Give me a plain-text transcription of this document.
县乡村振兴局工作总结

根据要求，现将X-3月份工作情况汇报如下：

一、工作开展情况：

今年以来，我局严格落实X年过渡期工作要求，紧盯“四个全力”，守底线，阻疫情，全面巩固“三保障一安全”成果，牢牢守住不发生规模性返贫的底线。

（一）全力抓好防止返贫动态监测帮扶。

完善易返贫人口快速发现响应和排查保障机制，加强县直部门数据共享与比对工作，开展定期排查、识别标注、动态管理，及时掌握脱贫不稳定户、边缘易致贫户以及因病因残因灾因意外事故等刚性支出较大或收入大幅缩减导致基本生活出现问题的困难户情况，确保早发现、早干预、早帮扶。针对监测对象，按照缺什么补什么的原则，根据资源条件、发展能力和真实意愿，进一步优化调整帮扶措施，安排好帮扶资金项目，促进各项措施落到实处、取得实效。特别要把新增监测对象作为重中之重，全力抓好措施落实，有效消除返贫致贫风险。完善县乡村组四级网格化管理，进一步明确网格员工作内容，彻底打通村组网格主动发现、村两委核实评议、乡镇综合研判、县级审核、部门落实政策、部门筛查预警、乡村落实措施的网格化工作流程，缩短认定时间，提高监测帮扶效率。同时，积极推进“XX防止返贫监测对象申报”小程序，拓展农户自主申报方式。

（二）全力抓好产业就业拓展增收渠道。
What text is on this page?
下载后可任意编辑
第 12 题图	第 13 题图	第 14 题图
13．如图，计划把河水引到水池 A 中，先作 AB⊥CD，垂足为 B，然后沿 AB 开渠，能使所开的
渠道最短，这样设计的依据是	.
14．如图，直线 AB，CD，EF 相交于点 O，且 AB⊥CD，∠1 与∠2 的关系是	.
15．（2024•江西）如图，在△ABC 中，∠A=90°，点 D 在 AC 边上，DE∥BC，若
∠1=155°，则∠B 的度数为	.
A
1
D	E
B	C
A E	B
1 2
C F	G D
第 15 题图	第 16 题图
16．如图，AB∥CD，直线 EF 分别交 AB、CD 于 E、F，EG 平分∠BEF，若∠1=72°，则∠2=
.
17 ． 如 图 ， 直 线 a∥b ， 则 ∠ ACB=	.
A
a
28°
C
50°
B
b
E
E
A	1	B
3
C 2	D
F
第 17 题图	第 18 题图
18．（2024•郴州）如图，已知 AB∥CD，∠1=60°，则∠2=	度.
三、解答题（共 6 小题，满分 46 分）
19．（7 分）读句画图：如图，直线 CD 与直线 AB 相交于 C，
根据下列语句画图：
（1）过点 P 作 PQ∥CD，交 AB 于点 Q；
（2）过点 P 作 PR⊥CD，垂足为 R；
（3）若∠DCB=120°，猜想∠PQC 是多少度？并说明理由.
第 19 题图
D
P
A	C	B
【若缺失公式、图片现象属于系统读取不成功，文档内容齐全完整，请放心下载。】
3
........
### GOAL OF THE EXERCISE
Pull out each line of the listing that holds the string "this".

### THE COMPLETED TASK
Give me a plain-text transcription of this document.
What text is on this page?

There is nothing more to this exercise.